# [Items from a dataset]
==*==
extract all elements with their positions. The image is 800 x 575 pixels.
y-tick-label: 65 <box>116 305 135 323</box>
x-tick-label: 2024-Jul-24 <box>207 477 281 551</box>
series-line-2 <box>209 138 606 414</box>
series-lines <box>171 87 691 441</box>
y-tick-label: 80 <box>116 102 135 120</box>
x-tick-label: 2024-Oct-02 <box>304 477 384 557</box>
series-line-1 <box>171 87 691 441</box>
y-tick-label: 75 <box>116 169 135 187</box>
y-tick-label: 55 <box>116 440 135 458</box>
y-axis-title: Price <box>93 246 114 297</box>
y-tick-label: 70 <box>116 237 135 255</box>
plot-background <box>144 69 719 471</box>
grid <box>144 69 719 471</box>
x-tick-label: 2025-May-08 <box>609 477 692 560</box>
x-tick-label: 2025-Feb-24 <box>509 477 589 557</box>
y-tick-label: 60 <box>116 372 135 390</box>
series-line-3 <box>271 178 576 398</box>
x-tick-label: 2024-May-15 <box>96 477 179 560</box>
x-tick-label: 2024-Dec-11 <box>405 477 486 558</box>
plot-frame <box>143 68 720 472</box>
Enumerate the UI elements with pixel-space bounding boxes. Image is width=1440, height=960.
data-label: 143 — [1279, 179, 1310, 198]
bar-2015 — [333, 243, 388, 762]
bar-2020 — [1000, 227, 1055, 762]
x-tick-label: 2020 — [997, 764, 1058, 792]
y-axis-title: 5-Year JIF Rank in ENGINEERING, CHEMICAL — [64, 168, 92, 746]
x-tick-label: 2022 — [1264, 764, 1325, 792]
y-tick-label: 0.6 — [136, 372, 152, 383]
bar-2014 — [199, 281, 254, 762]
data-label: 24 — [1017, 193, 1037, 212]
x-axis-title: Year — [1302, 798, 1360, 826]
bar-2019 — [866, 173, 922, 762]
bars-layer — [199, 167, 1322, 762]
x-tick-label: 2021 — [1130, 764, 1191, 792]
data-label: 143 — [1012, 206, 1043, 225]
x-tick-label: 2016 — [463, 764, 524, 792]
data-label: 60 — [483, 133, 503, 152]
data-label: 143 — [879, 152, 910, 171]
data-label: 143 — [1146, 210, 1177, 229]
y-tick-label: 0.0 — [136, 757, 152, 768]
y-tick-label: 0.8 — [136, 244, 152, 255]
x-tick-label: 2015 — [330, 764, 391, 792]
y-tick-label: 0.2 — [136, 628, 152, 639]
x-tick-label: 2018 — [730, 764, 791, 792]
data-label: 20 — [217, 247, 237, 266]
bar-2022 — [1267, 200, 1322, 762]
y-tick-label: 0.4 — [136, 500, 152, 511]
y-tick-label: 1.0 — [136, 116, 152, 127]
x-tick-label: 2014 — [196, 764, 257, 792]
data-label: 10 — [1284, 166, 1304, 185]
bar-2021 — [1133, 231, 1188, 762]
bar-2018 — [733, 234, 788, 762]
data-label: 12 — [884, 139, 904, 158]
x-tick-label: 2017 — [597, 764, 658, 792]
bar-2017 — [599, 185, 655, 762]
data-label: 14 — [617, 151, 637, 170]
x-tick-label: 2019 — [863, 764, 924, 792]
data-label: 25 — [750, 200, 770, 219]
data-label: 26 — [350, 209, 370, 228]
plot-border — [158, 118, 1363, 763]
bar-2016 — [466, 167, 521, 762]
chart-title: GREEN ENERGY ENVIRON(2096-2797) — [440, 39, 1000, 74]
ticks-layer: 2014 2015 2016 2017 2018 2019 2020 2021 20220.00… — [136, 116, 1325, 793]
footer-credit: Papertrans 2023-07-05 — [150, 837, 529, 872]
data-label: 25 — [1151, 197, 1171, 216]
==*==
# [SET TASK]
Copy the records word for word, beginning with the first line and ending with the line that contains "bar-2019 — [866, 173, 922, 762]". Include that final line.

# [FINISHED ANSWER]
extract all elements with their positions. The image is 800 x 575 pixels.
y-tick-label: 65 <box>116 305 135 323</box>
x-tick-label: 2024-Jul-24 <box>207 477 281 551</box>
series-line-2 <box>209 138 606 414</box>
series-lines <box>171 87 691 441</box>
y-tick-label: 80 <box>116 102 135 120</box>
x-tick-label: 2024-Oct-02 <box>304 477 384 557</box>
series-line-1 <box>171 87 691 441</box>
y-tick-label: 75 <box>116 169 135 187</box>
y-tick-label: 55 <box>116 440 135 458</box>
y-axis-title: Price <box>93 246 114 297</box>
y-tick-label: 70 <box>116 237 135 255</box>
plot-background <box>144 69 719 471</box>
grid <box>144 69 719 471</box>
x-tick-label: 2025-May-08 <box>609 477 692 560</box>
x-tick-label: 2025-Feb-24 <box>509 477 589 557</box>
y-tick-label: 60 <box>116 372 135 390</box>
series-line-3 <box>271 178 576 398</box>
x-tick-label: 2024-May-15 <box>96 477 179 560</box>
x-tick-label: 2024-Dec-11 <box>405 477 486 558</box>
plot-frame <box>143 68 720 472</box>
Enumerate the UI elements with pixel-space bounding boxes. Image is width=1440, height=960.
data-label: 143 — [1279, 179, 1310, 198]
bar-2015 — [333, 243, 388, 762]
bar-2020 — [1000, 227, 1055, 762]
x-tick-label: 2020 — [997, 764, 1058, 792]
y-axis-title: 5-Year JIF Rank in ENGINEERING, CHEMICAL — [64, 168, 92, 746]
x-tick-label: 2022 — [1264, 764, 1325, 792]
y-tick-label: 0.6 — [136, 372, 152, 383]
bar-2014 — [199, 281, 254, 762]
data-label: 24 — [1017, 193, 1037, 212]
x-axis-title: Year — [1302, 798, 1360, 826]
bar-2019 — [866, 173, 922, 762]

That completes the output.